▶ **Task**
Output every line below without omitting or altering anything.

******

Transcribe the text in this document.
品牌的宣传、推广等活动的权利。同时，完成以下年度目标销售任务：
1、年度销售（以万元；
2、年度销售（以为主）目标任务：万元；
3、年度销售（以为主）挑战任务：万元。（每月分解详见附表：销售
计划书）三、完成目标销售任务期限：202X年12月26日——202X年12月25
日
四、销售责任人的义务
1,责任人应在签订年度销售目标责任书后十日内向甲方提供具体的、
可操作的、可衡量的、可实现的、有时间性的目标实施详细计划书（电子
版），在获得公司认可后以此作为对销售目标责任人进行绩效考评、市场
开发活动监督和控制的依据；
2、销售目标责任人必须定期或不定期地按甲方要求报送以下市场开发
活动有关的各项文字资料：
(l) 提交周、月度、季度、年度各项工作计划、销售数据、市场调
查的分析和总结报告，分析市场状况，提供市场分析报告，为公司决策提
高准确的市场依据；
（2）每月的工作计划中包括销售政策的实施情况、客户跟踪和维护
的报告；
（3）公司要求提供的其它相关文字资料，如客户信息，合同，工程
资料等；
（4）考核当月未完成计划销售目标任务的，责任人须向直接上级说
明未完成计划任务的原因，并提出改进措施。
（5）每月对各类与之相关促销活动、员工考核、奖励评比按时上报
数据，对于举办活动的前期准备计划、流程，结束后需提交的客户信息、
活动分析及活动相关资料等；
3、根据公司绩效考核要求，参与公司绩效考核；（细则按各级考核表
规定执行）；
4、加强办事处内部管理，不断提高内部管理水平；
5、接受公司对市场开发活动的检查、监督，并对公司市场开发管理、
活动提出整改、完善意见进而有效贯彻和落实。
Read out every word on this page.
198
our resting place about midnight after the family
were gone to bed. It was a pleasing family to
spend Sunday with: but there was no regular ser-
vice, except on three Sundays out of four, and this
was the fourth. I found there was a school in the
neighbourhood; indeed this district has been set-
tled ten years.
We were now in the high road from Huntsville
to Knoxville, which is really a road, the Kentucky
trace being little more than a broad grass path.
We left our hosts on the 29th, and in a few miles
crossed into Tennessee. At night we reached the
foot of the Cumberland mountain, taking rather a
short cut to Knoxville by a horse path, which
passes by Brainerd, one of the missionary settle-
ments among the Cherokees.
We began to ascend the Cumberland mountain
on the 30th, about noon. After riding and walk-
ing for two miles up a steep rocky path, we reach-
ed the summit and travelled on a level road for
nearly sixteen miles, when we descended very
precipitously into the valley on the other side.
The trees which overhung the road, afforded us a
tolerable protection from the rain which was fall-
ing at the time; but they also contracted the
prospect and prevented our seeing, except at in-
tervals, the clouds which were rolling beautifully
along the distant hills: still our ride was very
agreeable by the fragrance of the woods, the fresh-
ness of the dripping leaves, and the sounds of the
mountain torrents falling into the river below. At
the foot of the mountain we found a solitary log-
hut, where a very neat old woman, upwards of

******

▶ **Result of the task**
Transcribe the text in this document.
品牌的宣传、推广等活动的权利。同时，完成以下年度目标销售任务：
1、年度销售（以万元；
2、年度销售（以为主）目标任务：万元；
3、年度销售（以为主）挑战任务：万元。（每月分解详见附表：销售
计划书）三、完成目标销售任务期限：202X年12月26日——202X年12月25
日
四、销售责任人的义务
1,责任人应在签订年度销售目标责任书后十日内向甲方提供具体的、
可操作的、可衡量的、可实现的、有时间性的目标实施详细计划书（电子
版），在获得公司认可后以此作为对销售目标责任人进行绩效考评、市场
开发活动监督和控制的依据；
2、销售目标责任人必须定期或不定期地按甲方要求报送以下市场开发
活动有关的各项文字资料：
(l) 提交周、月度、季度、年度各项工作计划、销售数据、市场调
查的分析和总结报告，分析市场状况，提供市场分析报告，为公司决策提
高准确的市场依据；
（2）每月的工作计划中包括销售政策的实施情况、客户跟踪和维护
的报告；
（3）公司要求提供的其它相关文字资料，如客户信息，合同，工程
资料等；
（4）考核当月未完成计划销售目标任务的，责任人须向直接上级说
明未完成计划任务的原因，并提出改进措施。
（5）每月对各类与之相关促销活动、员工考核、奖励评比按时上报
数据，对于举办活动的前期准备计划、流程，结束后需提交的客户信息、
活动分析及活动相关资料等；
3、根据公司绩效考核要求，参与公司绩效考核；（细则按各级考核表
规定执行）；
4、加强办事处内部管理，不断提高内部管理水平；
5、接受公司对市场开发活动的检查、监督，并对公司市场开发管理、
活动提出整改、完善意见进而有效贯彻和落实。
Read out every word on this page.
198
our resting place about midnight after the family
were gone to bed. It was a pleasing family to
spend Sunday with: but there was no regular ser-
vice, except on three Sundays out of four, and this
was the fourth. I found there was a school in the
neighbourhood; indeed this district has been set-
tled ten years.
We were now in the high road from Huntsville
to Knoxville, which is really a road, the Kentucky
trace being little more than a broad grass path.
We left our hosts on the 29th, and in a few miles
crossed into Tennessee. At night we reached the
foot of the Cumberland mountain, taking rather a
short cut to Knoxville by a horse path, which
passes by Brainerd, one of the missionary settle-
ments among the Cherokees.
We began to ascend the Cumberland mountain
on the 30th, about noon. After riding and walk-
ing for two miles up a steep rocky path, we reach-
ed the summit and travelled on a level road for
nearly sixteen miles, when we descended very
precipitously into the valley on the other side.
The trees which overhung the road, afforded us a
tolerable protection from the rain which was fall-
ing at the time; but they also contracted the
prospect and prevented our seeing, except at in-
tervals, the clouds which were rolling beautifully
along the distant hills: still our ride was very
agreeable by the fragrance of the woods, the fresh-
ness of the dripping leaves, and the sounds of the
mountain torrents falling into the river below. At
the foot of the mountain we found a solitary log-
hut, where a very neat old woman, upwards of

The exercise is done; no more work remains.